(Exercise task): Search the material for the word "page" and copy each line that holds it.

(Available records):
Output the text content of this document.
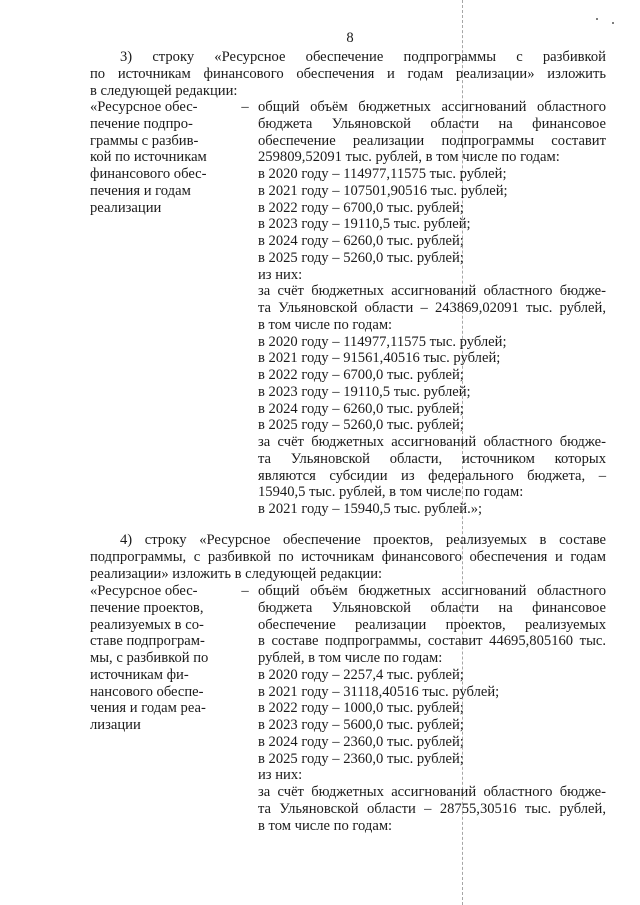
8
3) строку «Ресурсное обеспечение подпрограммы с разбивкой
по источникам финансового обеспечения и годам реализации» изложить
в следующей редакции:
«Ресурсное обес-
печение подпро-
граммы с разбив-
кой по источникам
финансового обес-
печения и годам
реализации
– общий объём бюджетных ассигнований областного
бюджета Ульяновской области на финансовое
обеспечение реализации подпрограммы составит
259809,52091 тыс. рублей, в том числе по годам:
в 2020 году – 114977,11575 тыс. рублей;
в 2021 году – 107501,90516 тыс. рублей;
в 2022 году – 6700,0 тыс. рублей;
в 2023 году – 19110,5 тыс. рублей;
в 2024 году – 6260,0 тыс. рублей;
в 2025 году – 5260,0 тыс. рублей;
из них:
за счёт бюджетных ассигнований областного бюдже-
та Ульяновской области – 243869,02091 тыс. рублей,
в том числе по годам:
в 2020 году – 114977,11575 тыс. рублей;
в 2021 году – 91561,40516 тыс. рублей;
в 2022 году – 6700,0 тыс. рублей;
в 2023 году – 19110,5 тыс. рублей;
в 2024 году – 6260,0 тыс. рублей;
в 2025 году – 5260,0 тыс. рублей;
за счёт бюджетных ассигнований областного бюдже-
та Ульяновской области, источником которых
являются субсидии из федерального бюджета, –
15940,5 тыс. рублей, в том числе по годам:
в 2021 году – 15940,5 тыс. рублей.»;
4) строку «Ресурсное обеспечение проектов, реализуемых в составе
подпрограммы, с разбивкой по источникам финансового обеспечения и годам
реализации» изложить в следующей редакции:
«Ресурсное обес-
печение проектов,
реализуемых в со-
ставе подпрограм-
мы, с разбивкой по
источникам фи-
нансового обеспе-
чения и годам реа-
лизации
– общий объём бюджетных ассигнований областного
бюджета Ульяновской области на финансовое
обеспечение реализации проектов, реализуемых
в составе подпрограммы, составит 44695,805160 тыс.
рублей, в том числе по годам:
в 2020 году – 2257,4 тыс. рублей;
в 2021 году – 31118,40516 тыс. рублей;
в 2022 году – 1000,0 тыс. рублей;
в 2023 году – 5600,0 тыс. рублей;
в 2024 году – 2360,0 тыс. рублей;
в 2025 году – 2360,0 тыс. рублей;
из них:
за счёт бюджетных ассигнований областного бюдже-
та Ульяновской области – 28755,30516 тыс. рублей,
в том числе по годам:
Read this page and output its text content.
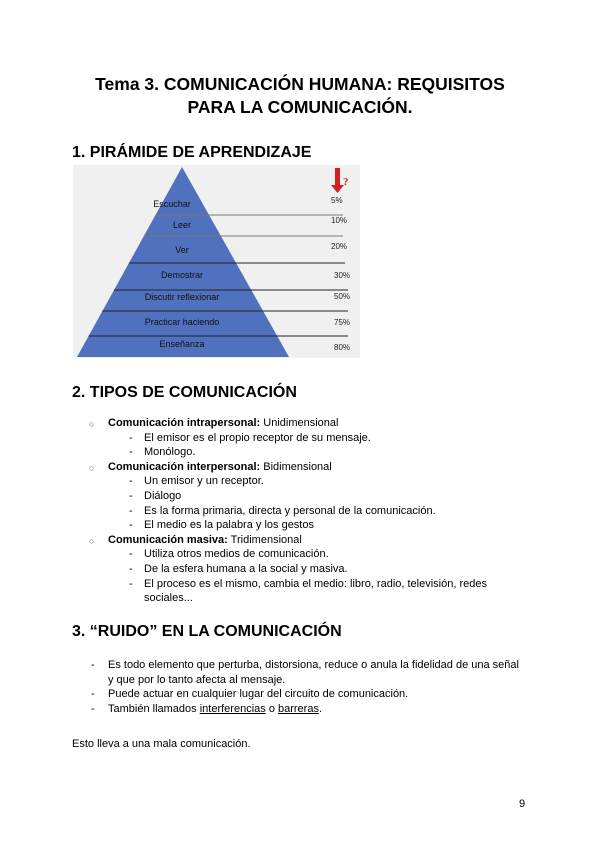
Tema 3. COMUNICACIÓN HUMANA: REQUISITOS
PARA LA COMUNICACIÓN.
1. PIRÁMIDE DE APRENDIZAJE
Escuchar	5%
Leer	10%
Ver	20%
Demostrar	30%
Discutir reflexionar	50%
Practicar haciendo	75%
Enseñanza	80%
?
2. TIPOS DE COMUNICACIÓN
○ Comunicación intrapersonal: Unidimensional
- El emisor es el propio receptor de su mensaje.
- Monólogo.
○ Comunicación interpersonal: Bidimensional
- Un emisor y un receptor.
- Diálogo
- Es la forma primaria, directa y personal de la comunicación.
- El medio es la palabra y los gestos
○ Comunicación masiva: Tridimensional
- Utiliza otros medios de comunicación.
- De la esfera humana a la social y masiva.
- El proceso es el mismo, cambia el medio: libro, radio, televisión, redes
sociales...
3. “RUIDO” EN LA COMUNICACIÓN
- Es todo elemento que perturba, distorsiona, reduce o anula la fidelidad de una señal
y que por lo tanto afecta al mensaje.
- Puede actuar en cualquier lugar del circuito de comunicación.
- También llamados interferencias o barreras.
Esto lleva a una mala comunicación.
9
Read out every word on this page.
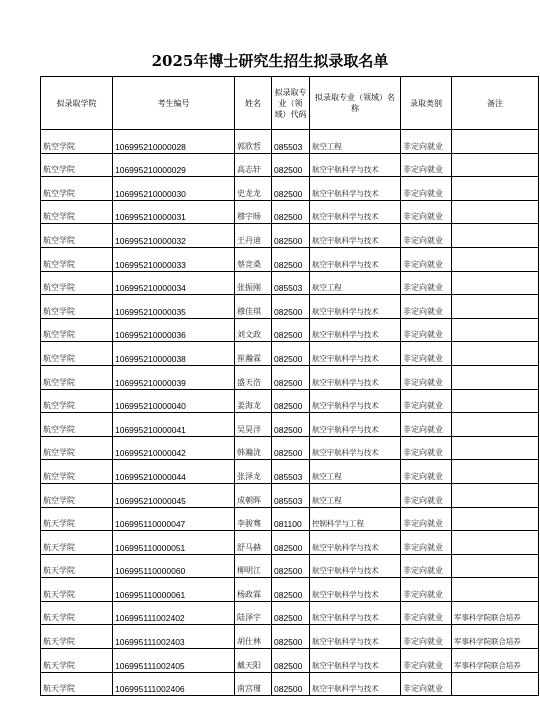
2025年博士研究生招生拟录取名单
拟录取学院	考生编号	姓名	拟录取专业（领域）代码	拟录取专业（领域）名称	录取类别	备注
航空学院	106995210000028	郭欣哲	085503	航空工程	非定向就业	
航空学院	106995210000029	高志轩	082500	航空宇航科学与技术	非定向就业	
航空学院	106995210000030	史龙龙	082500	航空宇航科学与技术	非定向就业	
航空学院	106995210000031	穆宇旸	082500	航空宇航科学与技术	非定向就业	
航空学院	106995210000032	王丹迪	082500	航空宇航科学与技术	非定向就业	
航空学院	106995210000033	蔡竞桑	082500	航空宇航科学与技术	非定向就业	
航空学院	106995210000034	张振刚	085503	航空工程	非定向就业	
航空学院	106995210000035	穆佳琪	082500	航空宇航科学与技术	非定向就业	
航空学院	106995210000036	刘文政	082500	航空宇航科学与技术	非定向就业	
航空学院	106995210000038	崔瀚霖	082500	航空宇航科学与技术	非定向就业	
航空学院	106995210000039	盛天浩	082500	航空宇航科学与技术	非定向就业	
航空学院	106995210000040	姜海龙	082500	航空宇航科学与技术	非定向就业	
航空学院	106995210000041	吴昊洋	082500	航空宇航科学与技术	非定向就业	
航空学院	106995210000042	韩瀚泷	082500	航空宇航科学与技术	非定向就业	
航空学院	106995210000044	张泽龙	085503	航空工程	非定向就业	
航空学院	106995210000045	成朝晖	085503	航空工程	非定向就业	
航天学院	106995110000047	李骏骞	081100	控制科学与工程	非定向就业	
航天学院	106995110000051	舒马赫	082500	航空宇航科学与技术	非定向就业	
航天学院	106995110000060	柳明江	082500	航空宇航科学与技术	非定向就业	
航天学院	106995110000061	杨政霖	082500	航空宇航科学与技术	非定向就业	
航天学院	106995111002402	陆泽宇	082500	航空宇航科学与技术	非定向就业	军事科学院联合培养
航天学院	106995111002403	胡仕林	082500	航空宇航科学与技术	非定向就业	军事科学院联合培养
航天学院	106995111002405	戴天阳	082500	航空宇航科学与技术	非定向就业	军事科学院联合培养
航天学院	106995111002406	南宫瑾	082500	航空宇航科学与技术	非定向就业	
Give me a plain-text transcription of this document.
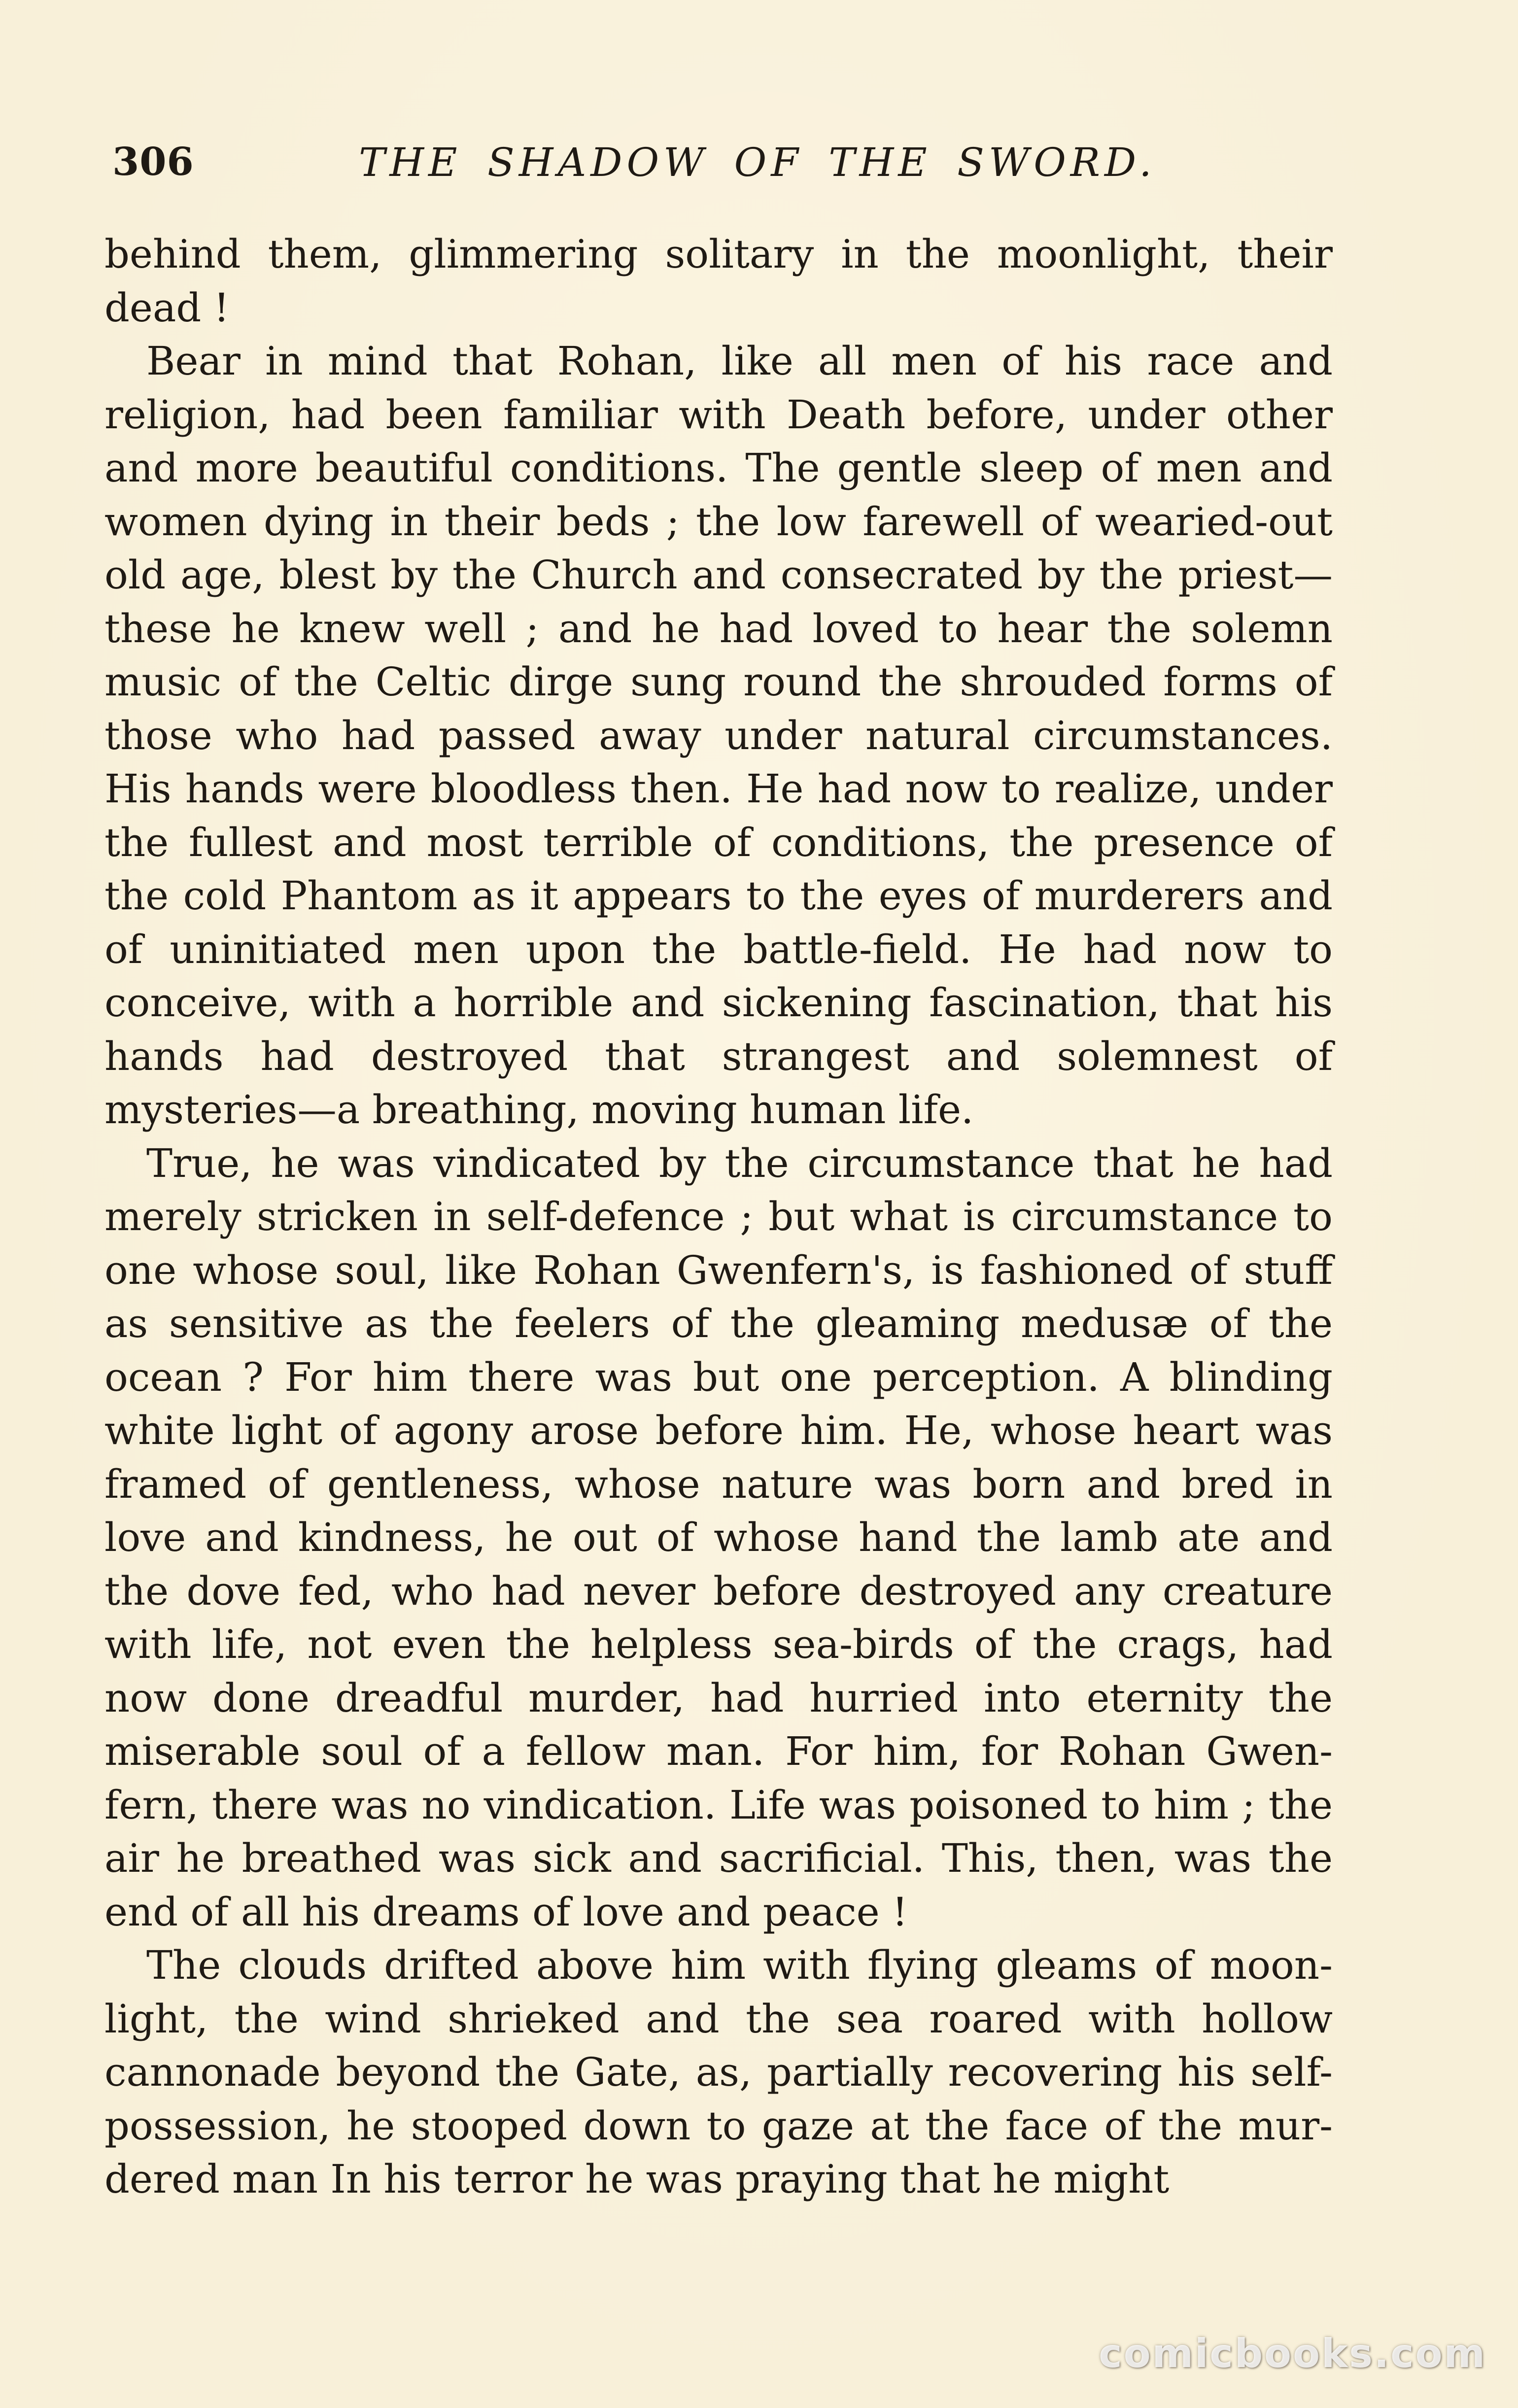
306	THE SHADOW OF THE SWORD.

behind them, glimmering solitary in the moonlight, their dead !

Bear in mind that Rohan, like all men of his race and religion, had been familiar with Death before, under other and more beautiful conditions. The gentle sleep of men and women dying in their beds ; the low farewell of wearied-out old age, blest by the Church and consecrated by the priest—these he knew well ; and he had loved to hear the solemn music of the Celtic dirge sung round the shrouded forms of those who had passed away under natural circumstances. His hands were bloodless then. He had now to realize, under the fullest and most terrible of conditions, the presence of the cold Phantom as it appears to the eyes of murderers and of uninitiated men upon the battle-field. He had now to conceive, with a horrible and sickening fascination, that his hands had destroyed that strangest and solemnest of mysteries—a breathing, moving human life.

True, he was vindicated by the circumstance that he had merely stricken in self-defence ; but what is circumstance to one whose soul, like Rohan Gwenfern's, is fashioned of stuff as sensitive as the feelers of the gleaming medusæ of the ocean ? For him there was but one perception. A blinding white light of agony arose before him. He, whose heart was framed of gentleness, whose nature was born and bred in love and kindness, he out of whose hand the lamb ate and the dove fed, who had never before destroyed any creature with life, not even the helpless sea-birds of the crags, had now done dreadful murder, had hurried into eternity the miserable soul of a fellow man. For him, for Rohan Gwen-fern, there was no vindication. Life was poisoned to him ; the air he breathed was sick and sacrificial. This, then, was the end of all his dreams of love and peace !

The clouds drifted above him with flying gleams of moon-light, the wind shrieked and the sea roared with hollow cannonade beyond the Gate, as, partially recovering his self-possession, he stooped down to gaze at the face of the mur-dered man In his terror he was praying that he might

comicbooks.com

(Answer for this exercise):
Read this page and output its text content.
Read out every word on this page.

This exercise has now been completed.